## INFORMATION PROVIDED
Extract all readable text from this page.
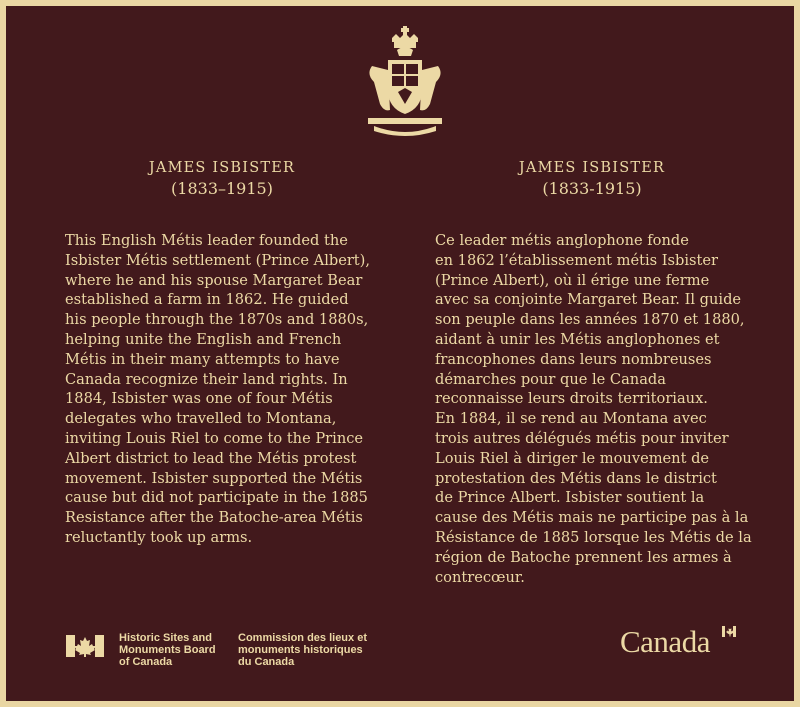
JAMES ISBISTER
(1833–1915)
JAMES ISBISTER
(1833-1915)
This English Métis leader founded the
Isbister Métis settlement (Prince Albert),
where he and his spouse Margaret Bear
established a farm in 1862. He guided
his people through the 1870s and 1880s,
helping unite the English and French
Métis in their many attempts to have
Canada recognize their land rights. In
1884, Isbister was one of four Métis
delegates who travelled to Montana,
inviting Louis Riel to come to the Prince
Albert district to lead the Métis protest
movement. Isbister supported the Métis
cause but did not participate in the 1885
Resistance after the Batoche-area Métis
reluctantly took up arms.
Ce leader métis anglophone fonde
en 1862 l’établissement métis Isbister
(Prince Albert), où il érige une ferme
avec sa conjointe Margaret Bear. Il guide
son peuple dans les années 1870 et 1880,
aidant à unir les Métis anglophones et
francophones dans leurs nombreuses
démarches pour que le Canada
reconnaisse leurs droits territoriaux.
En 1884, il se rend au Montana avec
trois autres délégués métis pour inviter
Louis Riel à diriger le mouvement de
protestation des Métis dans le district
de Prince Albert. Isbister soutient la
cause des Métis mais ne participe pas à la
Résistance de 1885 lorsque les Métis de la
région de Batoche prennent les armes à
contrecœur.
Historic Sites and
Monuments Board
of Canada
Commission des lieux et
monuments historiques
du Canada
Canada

...

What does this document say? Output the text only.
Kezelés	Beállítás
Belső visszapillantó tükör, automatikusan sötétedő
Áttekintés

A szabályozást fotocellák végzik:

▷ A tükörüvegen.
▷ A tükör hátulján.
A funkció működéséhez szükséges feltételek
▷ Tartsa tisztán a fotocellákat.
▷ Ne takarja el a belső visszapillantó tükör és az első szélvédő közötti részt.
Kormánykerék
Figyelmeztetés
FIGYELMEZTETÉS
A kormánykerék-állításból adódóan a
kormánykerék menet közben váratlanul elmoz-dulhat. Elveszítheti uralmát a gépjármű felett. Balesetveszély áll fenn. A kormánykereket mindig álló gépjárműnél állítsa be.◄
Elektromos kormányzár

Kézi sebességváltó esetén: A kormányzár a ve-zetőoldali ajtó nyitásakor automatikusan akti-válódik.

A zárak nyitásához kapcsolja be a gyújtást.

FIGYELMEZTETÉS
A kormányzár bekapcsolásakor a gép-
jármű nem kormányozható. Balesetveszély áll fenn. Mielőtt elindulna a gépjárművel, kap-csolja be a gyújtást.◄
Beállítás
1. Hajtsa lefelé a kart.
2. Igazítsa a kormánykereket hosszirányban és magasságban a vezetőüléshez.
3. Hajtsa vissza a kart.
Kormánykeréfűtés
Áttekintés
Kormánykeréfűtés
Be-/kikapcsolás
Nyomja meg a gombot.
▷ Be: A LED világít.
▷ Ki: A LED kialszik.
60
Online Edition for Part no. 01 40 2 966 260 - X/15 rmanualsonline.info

...

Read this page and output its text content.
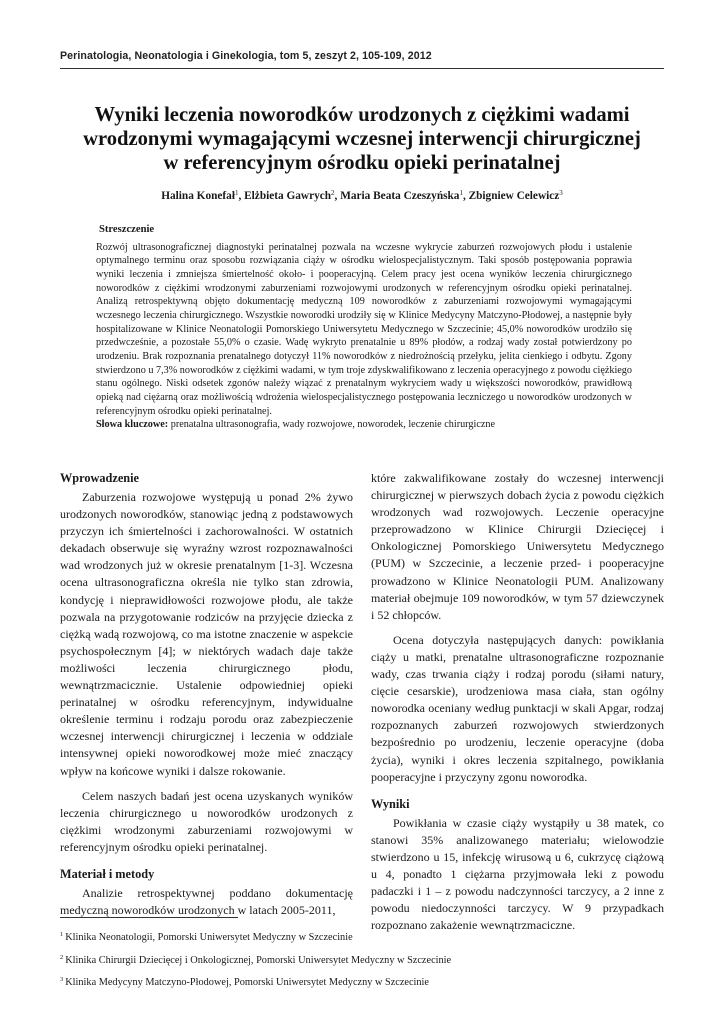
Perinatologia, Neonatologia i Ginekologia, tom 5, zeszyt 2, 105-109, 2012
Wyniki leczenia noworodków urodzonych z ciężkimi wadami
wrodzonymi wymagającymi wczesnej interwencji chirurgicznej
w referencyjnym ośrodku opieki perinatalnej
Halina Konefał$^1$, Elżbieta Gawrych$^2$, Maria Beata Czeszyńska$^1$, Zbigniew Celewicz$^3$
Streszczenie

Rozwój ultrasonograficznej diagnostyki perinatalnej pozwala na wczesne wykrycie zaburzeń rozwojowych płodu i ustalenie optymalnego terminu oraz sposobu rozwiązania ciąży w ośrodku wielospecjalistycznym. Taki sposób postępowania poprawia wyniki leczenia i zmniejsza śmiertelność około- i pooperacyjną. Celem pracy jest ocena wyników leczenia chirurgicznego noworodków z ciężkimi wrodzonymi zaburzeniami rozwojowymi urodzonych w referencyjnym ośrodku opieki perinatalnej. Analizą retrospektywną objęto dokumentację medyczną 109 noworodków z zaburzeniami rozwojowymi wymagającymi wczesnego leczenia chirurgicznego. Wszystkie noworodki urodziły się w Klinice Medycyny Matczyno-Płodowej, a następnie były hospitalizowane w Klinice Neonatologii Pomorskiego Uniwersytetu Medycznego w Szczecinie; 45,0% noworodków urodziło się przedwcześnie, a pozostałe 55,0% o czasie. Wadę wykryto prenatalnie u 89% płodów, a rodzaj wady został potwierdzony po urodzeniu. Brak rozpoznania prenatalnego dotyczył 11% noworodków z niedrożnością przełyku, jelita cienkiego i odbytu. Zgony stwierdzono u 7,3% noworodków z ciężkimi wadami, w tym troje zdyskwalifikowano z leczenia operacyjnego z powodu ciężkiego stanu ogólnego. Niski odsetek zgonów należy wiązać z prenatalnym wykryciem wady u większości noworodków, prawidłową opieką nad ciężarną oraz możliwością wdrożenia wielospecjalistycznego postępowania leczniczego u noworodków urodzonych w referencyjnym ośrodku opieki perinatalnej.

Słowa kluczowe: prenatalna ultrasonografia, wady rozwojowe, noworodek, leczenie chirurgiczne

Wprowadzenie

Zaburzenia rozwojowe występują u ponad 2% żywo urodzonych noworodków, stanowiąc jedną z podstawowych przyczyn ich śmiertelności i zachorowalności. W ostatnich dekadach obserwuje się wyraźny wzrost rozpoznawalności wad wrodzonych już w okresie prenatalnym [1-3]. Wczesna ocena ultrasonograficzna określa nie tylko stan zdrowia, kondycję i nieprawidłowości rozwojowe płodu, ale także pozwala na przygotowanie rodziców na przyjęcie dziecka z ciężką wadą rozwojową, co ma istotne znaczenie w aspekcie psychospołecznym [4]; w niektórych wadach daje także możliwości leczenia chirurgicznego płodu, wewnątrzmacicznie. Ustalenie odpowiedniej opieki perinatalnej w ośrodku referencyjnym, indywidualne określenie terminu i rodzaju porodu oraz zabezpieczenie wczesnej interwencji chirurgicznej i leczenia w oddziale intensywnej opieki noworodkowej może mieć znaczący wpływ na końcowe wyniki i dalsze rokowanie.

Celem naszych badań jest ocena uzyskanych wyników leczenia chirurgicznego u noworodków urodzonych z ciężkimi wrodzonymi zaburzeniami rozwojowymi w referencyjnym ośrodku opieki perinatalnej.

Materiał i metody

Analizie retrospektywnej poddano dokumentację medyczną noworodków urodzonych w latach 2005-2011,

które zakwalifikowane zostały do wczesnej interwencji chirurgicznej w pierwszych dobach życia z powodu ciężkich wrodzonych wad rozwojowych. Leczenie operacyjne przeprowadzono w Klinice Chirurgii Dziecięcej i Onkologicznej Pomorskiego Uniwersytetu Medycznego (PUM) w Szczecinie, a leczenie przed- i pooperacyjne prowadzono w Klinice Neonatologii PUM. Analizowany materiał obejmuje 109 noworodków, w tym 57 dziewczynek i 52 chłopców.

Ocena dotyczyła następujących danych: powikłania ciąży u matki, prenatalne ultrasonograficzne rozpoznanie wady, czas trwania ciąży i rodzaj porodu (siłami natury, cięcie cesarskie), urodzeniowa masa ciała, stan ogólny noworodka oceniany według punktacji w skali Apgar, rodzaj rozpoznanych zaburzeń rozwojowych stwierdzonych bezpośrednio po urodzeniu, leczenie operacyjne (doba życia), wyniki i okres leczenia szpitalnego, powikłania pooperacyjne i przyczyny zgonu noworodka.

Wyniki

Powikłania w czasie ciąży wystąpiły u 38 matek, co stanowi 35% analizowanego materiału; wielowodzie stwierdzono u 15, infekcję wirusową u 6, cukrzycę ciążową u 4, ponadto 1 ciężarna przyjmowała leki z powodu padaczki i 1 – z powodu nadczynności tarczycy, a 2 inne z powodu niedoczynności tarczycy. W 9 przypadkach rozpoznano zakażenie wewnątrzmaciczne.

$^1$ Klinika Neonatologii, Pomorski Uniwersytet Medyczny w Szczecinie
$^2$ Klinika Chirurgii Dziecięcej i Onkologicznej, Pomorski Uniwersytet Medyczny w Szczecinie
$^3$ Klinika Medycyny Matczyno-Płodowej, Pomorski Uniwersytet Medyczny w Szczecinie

## EXERCISE DETAILS
Copy each line in the data that holds the word "kart".

## RESPONSE
1. Hajtsa lefelé a kart.
3. Hajtsa vissza a kart.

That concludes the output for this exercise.